Set task: Do not carry the pictures over; copy every other part of the entries exactly.

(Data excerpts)
==================================================
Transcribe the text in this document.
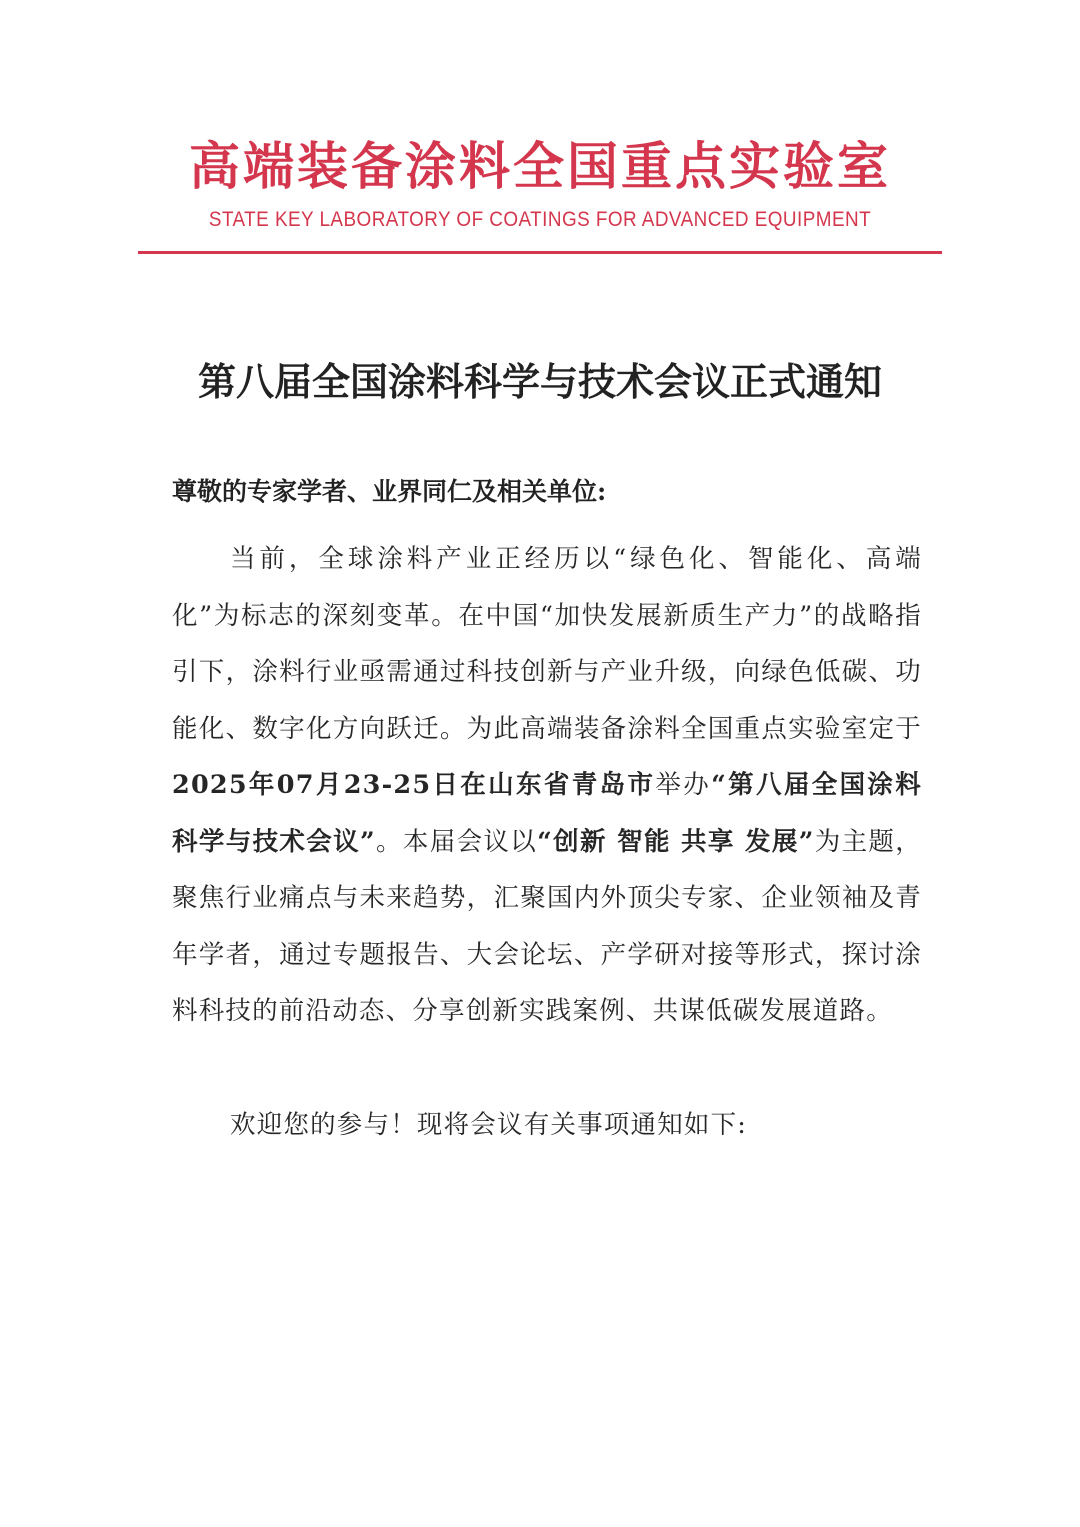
高端装备涂料全国重点实验室
STATE KEY LABORATORY OF COATINGS FOR ADVANCED EQUIPMENT
第八届全国涂料科学与技术会议正式通知
尊敬的专家学者、业界同仁及相关单位:
当前，全球涂料产业正经历以“绿色化、智能化、高端化”为标志的深刻变革。在中国“加快发展新质生产力”的战略指引下，涂料行业亟需通过科技创新与产业升级，向绿色低碳、功能化、数字化方向跃迁。为此高端装备涂料全国重点实验室定于2025年07月23-25日在山东省青岛市举办“第八届全国涂料科学与技术会议”。本届会议以“创新 智能 共享 发展”为主题，聚焦行业痛点与未来趋势，汇聚国内外顶尖专家、企业领袖及青年学者，通过专题报告、大会论坛、产学研对接等形式，探讨涂料科技的前沿动态、分享创新实践案例、共谋低碳发展道路。
欢迎您的参与！现将会议有关事项通知如下:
==================================================
Exercise result:
Transcribe the text in this document.
高端装备涂料全国重点实验室
STATE KEY LABORATORY OF COATINGS FOR ADVANCED EQUIPMENT
第八届全国涂料科学与技术会议正式通知
尊敬的专家学者、业界同仁及相关单位:
当前，全球涂料产业正经历以“绿色化、智能化、高端化”为标志的深刻变革。在中国“加快发展新质生产力”的战略指引下，涂料行业亟需通过科技创新与产业升级，向绿色低碳、功能化、数字化方向跃迁。为此高端装备涂料全国重点实验室定于2025年07月23-25日在山东省青岛市举办“第八届全国涂料科学与技术会议”。本届会议以“创新 智能 共享 发展”为主题，聚焦行业痛点与未来趋势，汇聚国内外顶尖专家、企业领袖及青年学者，通过专题报告、大会论坛、产学研对接等形式，探讨涂料科技的前沿动态、分享创新实践案例、共谋低碳发展道路。
欢迎您的参与！现将会议有关事项通知如下:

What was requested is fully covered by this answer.